**SHORT TASK**: Pick out all lines of the entries that include the word "గడపక" and copy them.

**EXCERPTED RECORDS**:
════════
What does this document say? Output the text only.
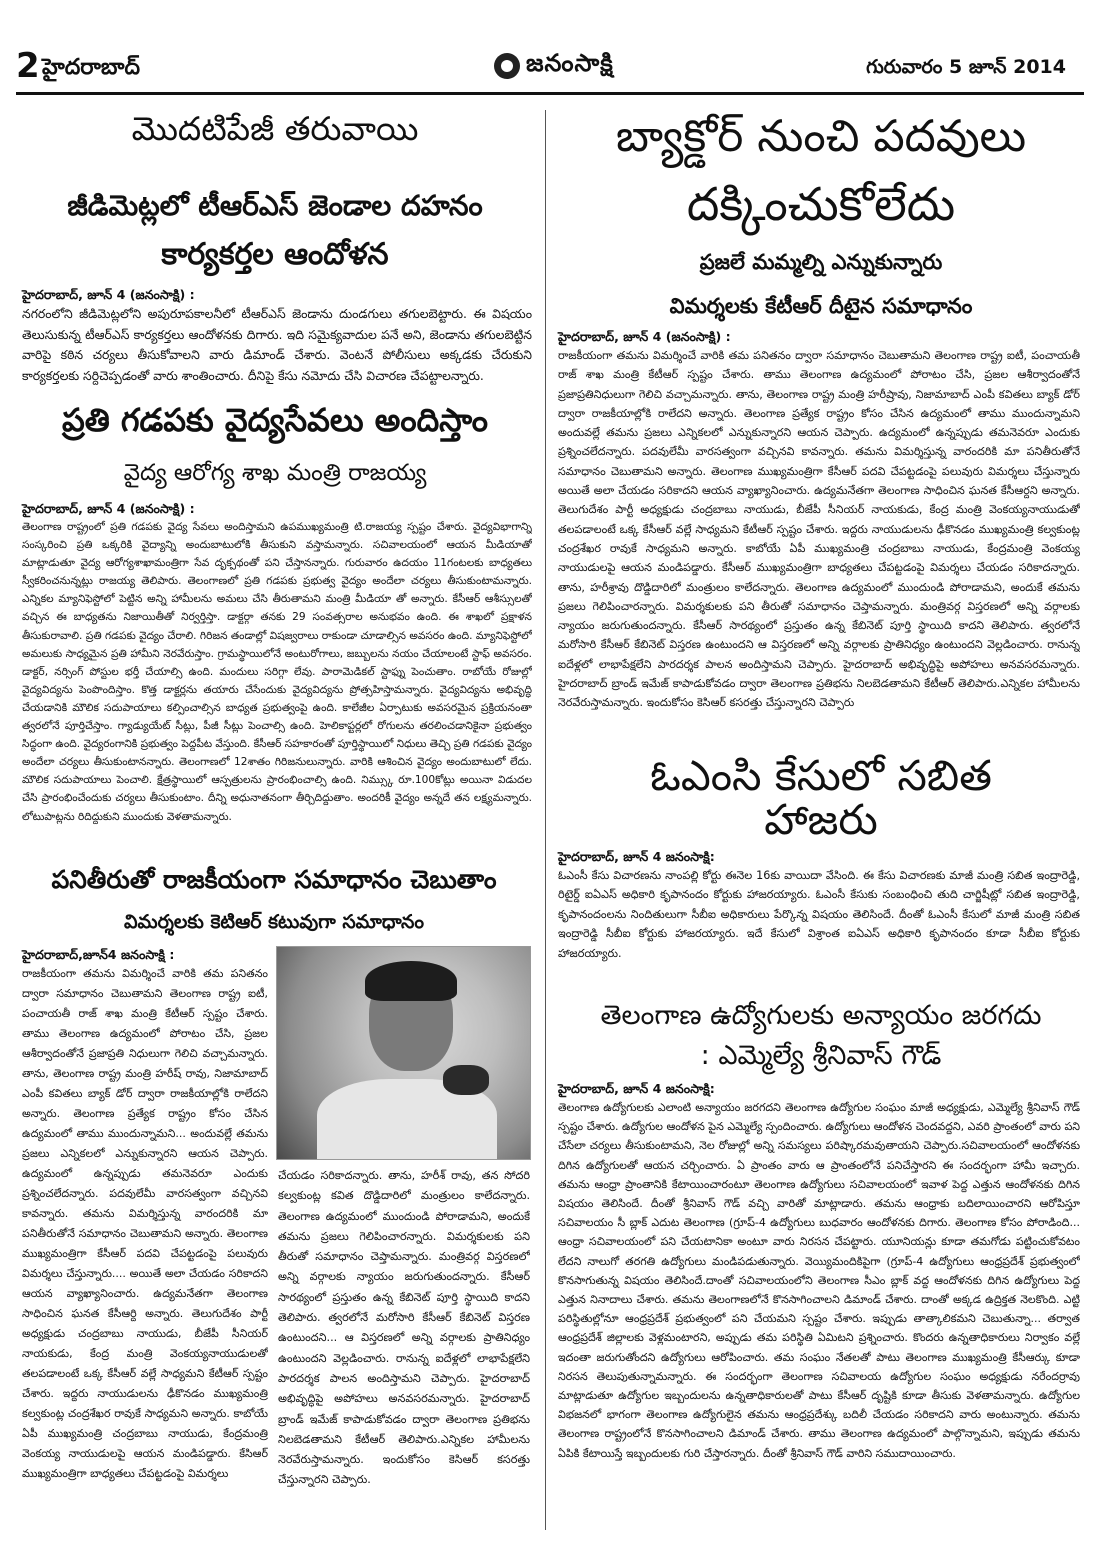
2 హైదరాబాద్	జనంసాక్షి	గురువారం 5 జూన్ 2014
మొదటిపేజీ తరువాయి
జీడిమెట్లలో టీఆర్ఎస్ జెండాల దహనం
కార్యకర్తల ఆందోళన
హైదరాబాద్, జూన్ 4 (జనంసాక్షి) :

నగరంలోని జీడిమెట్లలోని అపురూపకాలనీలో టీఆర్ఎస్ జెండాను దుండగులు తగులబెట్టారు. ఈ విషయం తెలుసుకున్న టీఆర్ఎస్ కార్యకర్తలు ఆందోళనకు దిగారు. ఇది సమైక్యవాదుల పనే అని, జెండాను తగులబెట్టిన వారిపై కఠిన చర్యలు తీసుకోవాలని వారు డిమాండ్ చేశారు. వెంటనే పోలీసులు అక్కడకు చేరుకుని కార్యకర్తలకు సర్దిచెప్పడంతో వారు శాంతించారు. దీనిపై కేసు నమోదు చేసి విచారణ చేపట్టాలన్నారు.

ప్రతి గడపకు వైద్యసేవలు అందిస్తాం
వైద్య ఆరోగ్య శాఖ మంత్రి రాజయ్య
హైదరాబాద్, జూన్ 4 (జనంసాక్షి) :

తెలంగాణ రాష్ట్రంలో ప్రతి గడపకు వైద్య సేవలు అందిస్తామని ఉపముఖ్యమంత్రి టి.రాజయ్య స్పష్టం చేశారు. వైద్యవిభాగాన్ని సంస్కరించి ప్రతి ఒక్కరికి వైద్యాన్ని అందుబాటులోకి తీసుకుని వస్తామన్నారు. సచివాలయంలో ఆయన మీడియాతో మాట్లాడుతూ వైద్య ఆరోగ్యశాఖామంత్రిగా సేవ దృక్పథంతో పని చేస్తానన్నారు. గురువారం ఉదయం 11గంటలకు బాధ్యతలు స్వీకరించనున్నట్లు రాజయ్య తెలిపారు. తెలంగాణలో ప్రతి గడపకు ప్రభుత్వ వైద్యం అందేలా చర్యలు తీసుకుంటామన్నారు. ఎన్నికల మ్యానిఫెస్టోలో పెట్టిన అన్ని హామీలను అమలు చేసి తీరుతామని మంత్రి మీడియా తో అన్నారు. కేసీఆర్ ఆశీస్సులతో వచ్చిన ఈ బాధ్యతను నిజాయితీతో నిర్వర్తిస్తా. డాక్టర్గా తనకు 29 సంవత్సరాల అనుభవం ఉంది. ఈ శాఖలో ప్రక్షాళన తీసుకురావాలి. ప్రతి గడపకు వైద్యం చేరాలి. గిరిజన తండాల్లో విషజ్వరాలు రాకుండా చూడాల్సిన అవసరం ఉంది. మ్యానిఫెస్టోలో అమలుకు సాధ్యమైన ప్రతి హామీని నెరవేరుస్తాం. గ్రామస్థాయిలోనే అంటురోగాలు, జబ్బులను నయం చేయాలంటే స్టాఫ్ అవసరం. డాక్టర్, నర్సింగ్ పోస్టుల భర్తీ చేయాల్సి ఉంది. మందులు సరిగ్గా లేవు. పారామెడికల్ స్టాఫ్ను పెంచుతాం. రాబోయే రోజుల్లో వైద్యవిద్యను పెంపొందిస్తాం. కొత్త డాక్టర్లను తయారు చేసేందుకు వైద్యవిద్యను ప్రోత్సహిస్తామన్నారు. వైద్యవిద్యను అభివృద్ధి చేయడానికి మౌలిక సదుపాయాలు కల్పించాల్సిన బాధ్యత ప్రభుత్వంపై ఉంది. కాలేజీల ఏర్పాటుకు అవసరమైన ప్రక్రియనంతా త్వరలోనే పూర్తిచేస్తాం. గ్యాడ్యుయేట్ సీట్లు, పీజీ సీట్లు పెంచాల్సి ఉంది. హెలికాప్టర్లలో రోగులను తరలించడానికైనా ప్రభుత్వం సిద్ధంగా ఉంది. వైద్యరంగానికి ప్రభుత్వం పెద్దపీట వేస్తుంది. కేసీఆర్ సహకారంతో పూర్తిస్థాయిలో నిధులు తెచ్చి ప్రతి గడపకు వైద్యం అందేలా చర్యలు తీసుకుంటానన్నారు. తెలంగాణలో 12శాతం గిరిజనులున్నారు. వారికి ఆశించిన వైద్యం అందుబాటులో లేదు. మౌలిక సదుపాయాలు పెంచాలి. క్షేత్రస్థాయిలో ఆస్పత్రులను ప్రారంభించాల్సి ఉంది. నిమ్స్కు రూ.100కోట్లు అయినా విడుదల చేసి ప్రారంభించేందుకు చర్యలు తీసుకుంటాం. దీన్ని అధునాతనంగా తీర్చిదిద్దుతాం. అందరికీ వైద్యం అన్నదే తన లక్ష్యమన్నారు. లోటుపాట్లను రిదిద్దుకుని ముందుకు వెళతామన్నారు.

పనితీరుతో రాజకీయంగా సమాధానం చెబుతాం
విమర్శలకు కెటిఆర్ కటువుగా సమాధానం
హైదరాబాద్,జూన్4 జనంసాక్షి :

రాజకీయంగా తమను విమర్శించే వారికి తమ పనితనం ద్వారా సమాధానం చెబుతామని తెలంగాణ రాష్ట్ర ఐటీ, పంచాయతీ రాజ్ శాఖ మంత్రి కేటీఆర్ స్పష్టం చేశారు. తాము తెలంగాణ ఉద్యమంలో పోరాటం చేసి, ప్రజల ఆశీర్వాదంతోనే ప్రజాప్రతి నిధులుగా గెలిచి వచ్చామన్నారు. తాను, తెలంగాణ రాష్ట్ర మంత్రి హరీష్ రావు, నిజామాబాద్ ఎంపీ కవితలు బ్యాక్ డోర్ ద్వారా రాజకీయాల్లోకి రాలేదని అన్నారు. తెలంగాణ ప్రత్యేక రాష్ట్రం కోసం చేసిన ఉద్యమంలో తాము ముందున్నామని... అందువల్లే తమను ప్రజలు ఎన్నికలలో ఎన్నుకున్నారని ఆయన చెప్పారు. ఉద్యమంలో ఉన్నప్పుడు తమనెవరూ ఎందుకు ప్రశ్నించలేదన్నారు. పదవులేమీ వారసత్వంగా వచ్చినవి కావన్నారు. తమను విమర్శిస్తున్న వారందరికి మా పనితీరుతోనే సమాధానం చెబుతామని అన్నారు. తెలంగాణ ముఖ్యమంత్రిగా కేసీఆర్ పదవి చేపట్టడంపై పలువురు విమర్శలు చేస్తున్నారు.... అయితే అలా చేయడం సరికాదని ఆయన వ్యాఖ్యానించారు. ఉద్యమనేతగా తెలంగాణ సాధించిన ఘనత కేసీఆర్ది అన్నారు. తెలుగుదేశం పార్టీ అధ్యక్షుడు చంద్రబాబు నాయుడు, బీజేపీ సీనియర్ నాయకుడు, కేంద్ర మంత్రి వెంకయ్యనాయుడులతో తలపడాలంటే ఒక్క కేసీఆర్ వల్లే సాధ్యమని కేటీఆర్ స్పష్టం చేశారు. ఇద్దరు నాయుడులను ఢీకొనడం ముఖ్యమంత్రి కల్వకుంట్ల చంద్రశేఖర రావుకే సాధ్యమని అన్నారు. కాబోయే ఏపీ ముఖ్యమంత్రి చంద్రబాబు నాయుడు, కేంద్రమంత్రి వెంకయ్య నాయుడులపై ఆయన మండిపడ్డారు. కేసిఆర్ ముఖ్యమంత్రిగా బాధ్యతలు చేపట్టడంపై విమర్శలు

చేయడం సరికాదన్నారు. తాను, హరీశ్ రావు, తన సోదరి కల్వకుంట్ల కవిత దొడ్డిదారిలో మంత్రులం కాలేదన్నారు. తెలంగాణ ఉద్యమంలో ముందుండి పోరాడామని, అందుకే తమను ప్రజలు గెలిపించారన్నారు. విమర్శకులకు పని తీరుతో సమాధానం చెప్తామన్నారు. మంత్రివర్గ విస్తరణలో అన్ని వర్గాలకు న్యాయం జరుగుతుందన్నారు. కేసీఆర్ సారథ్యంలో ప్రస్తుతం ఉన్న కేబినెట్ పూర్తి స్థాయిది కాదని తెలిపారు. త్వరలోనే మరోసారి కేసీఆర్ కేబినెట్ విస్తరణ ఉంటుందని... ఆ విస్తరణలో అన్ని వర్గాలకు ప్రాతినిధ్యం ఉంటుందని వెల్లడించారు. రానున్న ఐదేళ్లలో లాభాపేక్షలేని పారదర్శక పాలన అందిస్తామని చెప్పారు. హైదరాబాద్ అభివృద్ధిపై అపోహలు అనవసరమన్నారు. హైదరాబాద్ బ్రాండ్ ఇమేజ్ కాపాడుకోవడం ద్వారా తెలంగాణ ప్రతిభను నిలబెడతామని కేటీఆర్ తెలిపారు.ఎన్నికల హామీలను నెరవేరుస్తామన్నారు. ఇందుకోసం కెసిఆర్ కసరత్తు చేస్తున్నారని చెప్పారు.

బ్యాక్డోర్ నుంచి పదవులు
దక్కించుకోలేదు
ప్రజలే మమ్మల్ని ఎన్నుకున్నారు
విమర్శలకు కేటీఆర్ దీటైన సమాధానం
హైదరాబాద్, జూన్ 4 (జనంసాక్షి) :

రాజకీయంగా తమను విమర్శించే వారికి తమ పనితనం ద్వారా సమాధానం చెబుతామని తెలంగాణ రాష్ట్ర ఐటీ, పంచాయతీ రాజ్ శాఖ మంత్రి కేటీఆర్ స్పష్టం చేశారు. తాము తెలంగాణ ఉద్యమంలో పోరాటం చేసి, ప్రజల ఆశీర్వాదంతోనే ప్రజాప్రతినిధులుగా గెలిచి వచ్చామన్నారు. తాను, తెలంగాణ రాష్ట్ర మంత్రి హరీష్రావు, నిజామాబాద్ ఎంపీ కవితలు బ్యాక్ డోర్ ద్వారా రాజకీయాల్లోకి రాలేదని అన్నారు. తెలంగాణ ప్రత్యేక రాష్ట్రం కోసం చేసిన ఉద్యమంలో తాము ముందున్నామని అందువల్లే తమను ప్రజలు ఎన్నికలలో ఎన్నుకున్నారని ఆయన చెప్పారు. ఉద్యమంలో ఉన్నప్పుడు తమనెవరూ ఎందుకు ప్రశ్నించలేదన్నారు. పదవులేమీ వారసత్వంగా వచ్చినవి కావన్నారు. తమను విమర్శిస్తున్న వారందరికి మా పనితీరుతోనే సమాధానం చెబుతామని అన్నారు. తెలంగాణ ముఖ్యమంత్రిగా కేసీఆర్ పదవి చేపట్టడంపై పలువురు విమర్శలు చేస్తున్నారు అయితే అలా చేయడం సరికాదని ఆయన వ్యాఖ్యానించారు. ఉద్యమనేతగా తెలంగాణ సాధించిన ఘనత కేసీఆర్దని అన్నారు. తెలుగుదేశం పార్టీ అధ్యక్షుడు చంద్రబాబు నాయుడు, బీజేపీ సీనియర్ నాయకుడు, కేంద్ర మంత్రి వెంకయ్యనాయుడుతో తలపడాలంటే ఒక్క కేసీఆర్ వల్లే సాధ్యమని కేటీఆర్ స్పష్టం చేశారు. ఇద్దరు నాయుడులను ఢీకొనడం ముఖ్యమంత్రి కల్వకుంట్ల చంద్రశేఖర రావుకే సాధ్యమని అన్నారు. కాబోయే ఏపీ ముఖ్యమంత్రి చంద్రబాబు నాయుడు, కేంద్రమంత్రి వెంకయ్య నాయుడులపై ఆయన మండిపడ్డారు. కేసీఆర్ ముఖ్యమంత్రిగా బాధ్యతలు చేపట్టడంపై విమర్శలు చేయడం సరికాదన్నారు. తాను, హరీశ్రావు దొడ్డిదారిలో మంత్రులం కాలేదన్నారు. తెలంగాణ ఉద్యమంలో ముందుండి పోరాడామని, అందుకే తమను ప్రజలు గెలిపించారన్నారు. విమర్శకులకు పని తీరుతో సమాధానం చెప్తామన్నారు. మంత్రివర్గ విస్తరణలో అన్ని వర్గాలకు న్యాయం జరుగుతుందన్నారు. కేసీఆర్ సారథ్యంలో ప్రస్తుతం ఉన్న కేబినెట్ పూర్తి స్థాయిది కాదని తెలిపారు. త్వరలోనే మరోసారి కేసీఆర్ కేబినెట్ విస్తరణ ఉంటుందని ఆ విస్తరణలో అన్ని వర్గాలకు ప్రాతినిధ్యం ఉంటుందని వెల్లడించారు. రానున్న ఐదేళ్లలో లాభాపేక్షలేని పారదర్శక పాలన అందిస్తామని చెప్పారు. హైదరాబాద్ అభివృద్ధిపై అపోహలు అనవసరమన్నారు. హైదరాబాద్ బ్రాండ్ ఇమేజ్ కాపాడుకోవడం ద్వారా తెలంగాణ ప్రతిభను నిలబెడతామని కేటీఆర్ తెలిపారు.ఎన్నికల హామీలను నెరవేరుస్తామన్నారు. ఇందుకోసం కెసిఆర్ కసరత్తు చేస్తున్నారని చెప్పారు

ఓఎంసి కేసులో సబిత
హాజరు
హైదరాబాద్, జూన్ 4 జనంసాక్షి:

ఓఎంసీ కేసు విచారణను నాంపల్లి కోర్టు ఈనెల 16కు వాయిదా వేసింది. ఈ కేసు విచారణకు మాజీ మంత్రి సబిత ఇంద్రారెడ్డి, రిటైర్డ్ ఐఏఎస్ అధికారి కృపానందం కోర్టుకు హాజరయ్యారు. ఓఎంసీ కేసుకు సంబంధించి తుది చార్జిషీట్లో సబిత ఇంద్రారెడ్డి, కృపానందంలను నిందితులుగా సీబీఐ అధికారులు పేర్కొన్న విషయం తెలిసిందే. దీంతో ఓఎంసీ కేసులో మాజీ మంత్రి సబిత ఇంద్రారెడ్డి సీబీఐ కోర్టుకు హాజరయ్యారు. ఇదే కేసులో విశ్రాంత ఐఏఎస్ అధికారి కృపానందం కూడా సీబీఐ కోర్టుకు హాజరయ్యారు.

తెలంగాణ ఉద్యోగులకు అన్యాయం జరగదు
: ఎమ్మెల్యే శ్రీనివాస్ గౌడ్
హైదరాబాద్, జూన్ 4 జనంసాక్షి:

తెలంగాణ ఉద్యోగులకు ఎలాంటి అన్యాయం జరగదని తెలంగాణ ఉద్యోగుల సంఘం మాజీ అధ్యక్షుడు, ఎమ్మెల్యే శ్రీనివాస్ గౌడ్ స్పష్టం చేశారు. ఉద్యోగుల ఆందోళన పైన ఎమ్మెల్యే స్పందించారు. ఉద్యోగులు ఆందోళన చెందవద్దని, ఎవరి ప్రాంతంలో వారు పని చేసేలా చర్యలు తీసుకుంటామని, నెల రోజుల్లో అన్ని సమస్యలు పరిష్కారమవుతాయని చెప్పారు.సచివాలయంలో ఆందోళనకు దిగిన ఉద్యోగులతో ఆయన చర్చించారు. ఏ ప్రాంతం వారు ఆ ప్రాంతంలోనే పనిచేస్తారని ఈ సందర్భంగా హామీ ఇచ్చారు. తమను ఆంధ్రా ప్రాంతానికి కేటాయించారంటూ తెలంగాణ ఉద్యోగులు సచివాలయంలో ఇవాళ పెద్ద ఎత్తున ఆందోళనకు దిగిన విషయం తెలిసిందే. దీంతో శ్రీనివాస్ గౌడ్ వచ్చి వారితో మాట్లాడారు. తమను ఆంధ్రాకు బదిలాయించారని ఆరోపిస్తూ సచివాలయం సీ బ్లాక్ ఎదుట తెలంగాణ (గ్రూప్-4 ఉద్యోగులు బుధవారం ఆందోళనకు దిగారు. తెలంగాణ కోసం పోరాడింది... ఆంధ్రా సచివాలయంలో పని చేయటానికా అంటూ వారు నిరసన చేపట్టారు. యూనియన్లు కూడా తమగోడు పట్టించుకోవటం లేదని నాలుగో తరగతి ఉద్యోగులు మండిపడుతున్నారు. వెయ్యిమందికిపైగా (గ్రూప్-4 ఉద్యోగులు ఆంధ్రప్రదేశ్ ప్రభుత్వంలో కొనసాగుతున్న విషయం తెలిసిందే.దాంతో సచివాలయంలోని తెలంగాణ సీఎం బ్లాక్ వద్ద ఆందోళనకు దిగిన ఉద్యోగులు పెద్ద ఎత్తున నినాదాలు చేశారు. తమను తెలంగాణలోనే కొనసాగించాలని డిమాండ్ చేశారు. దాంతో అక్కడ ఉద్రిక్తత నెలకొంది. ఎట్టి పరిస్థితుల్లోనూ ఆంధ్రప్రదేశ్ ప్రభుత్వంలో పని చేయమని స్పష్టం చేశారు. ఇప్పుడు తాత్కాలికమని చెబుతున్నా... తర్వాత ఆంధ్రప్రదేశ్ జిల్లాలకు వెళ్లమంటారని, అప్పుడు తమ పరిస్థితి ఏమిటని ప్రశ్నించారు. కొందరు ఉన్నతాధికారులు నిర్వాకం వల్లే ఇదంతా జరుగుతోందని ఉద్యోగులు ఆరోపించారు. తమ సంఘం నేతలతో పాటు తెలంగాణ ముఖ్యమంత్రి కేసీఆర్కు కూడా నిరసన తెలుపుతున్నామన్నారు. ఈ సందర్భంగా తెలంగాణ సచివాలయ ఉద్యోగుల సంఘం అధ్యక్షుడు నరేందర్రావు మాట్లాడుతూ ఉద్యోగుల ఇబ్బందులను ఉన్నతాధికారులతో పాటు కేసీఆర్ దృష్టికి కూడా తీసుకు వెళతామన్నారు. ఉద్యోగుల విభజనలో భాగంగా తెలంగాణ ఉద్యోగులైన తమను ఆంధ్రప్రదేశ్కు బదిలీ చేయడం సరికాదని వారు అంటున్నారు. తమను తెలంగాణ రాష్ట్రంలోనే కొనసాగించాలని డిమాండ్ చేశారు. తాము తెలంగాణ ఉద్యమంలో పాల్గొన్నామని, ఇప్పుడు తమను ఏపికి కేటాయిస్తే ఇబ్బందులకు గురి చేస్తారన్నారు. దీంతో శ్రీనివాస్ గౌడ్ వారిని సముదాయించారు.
════════
**TASK SOLUTION**:
ప్రతి గడపకు వైద్యసేవలు అందిస్తాం
తెలంగాణ రాష్ట్రంలో ప్రతి గడపకు వైద్య సేవలు అందిస్తామని ఉపముఖ్యమంత్రి టి.రాజయ్య స్పష్టం చేశారు. వైద్యవిభాగాన్ని సంస్కరించి ప్రతి ఒక్కరికి వైద్యాన్ని అందుబాటులోకి తీసుకుని వస్తామన్నారు. సచివాలయంలో ఆయన మీడియాతో మాట్లాడుతూ వైద్య ఆరోగ్యశాఖామంత్రిగా సేవ దృక్పథంతో పని చేస్తానన్నారు. గురువారం ఉదయం 11గంటలకు బాధ్యతలు స్వీకరించనున్నట్లు రాజయ్య తెలిపారు. తెలంగాణలో ప్రతి గడపకు ప్రభుత్వ వైద్యం అందేలా చర్యలు తీసుకుంటామన్నారు. ఎన్నికల మ్యానిఫెస్టోలో పెట్టిన అన్ని హామీలను అమలు చేసి తీరుతామని మంత్రి మీడియా తో అన్నారు. కేసీఆర్ ఆశీస్సులతో వచ్చిన ఈ బాధ్యతను నిజాయితీతో నిర్వర్తిస్తా. డాక్టర్గా తనకు 29 సంవత్సరాల అనుభవం ఉంది. ఈ శాఖలో ప్రక్షాళన తీసుకురావాలి. ప్రతి గడపకు వైద్యం చేరాలి. గిరిజన తండాల్లో విషజ్వరాలు రాకుండా చూడాల్సిన అవసరం ఉంది. మ్యానిఫెస్టోలో అమలుకు సాధ్యమైన ప్రతి హామీని నెరవేరుస్తాం. గ్రామస్థాయిలోనే అంటురోగాలు, జబ్బులను నయం చేయాలంటే స్టాఫ్ అవసరం. డాక్టర్, నర్సింగ్ పోస్టుల భర్తీ చేయాల్సి ఉంది. మందులు సరిగ్గా లేవు. పారామెడికల్ స్టాఫ్ను పెంచుతాం. రాబోయే రోజుల్లో వైద్యవిద్యను పెంపొందిస్తాం. కొత్త డాక్టర్లను తయారు చేసేందుకు వైద్యవిద్యను ప్రోత్సహిస్తామన్నారు. వైద్యవిద్యను అభివృద్ధి చేయడానికి మౌలిక సదుపాయాలు కల్పించాల్సిన బాధ్యత ప్రభుత్వంపై ఉంది. కాలేజీల ఏర్పాటుకు అవసరమైన ప్రక్రియనంతా త్వరలోనే పూర్తిచేస్తాం. గ్యాడ్యుయేట్ సీట్లు, పీజీ సీట్లు పెంచాల్సి ఉంది. హెలికాప్టర్లలో రోగులను తరలించడానికైనా ప్రభుత్వం సిద్ధంగా ఉంది. వైద్యరంగానికి ప్రభుత్వం పెద్దపీట వేస్తుంది. కేసీఆర్ సహకారంతో పూర్తిస్థాయిలో నిధులు తెచ్చి ప్రతి గడపకు వైద్యం అందేలా చర్యలు తీసుకుంటానన్నారు. తెలంగాణలో 12శాతం గిరిజనులున్నారు. వారికి ఆశించిన వైద్యం అందుబాటులో లేదు. మౌలిక సదుపాయాలు పెంచాలి. క్షేత్రస్థాయిలో ఆస్పత్రులను ప్రారంభించాల్సి ఉంది. నిమ్స్కు రూ.100కోట్లు అయినా విడుదల చేసి ప్రారంభించేందుకు చర్యలు తీసుకుంటాం. దీన్ని అధునాతనంగా తీర్చిదిద్దుతాం. అందరికీ వైద్యం అన్నదే తన లక్ష్యమన్నారు. లోటుపాట్లను రిదిద్దుకుని ముందుకు వెళతామన్నారు.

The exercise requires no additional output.